• _Exercise task_:
Would you copy out the whole listing exactly as given?

• _Data for this exercise_:

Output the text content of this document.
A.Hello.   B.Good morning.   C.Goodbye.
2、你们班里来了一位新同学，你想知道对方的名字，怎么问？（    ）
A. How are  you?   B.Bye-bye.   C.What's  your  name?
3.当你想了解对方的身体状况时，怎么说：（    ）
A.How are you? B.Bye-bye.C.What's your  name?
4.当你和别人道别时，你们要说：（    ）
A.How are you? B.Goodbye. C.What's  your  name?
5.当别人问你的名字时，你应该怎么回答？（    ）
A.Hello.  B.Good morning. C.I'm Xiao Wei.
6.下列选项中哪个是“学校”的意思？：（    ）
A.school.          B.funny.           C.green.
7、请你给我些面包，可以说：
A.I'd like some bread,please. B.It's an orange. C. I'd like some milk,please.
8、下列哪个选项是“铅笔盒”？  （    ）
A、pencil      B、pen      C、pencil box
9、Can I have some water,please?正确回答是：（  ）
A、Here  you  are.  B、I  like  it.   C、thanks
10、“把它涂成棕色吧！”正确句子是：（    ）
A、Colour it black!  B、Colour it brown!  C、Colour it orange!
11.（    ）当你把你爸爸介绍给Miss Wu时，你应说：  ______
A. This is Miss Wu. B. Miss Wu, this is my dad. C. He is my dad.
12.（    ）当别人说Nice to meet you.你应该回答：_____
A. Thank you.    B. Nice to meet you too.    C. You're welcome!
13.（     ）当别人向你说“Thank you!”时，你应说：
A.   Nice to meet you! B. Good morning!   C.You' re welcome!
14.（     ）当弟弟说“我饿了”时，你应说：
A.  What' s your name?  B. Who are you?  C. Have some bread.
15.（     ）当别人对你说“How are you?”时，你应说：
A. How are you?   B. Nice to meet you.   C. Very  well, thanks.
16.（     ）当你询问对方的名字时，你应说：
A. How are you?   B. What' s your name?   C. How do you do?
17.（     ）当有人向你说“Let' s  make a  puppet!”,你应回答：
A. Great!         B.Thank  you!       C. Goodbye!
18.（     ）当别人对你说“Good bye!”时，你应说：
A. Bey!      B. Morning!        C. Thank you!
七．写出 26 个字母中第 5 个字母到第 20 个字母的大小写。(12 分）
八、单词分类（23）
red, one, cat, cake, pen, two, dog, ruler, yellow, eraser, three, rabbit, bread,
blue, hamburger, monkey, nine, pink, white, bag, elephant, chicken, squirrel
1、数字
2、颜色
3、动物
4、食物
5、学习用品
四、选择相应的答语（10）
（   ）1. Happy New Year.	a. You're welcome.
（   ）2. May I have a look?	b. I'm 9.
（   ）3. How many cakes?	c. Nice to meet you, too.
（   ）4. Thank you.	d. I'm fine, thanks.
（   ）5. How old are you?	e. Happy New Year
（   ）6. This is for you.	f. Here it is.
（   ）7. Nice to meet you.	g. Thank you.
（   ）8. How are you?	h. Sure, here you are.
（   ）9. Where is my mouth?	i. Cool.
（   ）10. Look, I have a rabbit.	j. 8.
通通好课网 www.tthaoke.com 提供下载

• _Finished answer_:
Output the text content of this document.
A.Hello.   B.Good morning.   C.Goodbye.
2、你们班里来了一位新同学，你想知道对方的名字，怎么问？（    ）
A. How are  you?   B.Bye-bye.   C.What's  your  name?
3.当你想了解对方的身体状况时，怎么说：（    ）
A.How are you? B.Bye-bye.C.What's your  name?
4.当你和别人道别时，你们要说：（    ）
A.How are you? B.Goodbye. C.What's  your  name?
5.当别人问你的名字时，你应该怎么回答？（    ）
A.Hello.  B.Good morning. C.I'm Xiao Wei.
6.下列选项中哪个是“学校”的意思？：（    ）
A.school.          B.funny.           C.green.
7、请你给我些面包，可以说：
A.I'd like some bread,please. B.It's an orange. C. I'd like some milk,please.
8、下列哪个选项是“铅笔盒”？  （    ）
A、pencil      B、pen      C、pencil box
9、Can I have some water,please?正确回答是：（  ）
A、Here  you  are.  B、I  like  it.   C、thanks
10、“把它涂成棕色吧！”正确句子是：（    ）
A、Colour it black!  B、Colour it brown!  C、Colour it orange!
11.（    ）当你把你爸爸介绍给Miss Wu时，你应说：  ______
A. This is Miss Wu. B. Miss Wu, this is my dad. C. He is my dad.
12.（    ）当别人说Nice to meet you.你应该回答：_____
A. Thank you.    B. Nice to meet you too.    C. You're welcome!
13.（     ）当别人向你说“Thank you!”时，你应说：
A.   Nice to meet you! B. Good morning!   C.You' re welcome!
14.（     ）当弟弟说“我饿了”时，你应说：
A.  What' s your name?  B. Who are you?  C. Have some bread.
15.（     ）当别人对你说“How are you?”时，你应说：
A. How are you?   B. Nice to meet you.   C. Very  well, thanks.
16.（     ）当你询问对方的名字时，你应说：
A. How are you?   B. What' s your name?   C. How do you do?
17.（     ）当有人向你说“Let' s  make a  puppet!”,你应回答：
A. Great!         B.Thank  you!       C. Goodbye!
18.（     ）当别人对你说“Good bye!”时，你应说：
A. Bey!      B. Morning!        C. Thank you!
七．写出 26 个字母中第 5 个字母到第 20 个字母的大小写。(12 分）
八、单词分类（23）
red, one, cat, cake, pen, two, dog, ruler, yellow, eraser, three, rabbit, bread,
blue, hamburger, monkey, nine, pink, white, bag, elephant, chicken, squirrel
1、数字
2、颜色
3、动物
4、食物
5、学习用品
四、选择相应的答语（10）
（   ）1. Happy New Year.	a. You're welcome.
（   ）2. May I have a look?	b. I'm 9.
（   ）3. How many cakes?	c. Nice to meet you, too.
（   ）4. Thank you.	d. I'm fine, thanks.
（   ）5. How old are you?	e. Happy New Year
（   ）6. This is for you.	f. Here it is.
（   ）7. Nice to meet you.	g. Thank you.
（   ）8. How are you?	h. Sure, here you are.
（   ）9. Where is my mouth?	i. Cool.
（   ）10. Look, I have a rabbit.	j. 8.
通通好课网 www.tthaoke.com 提供下载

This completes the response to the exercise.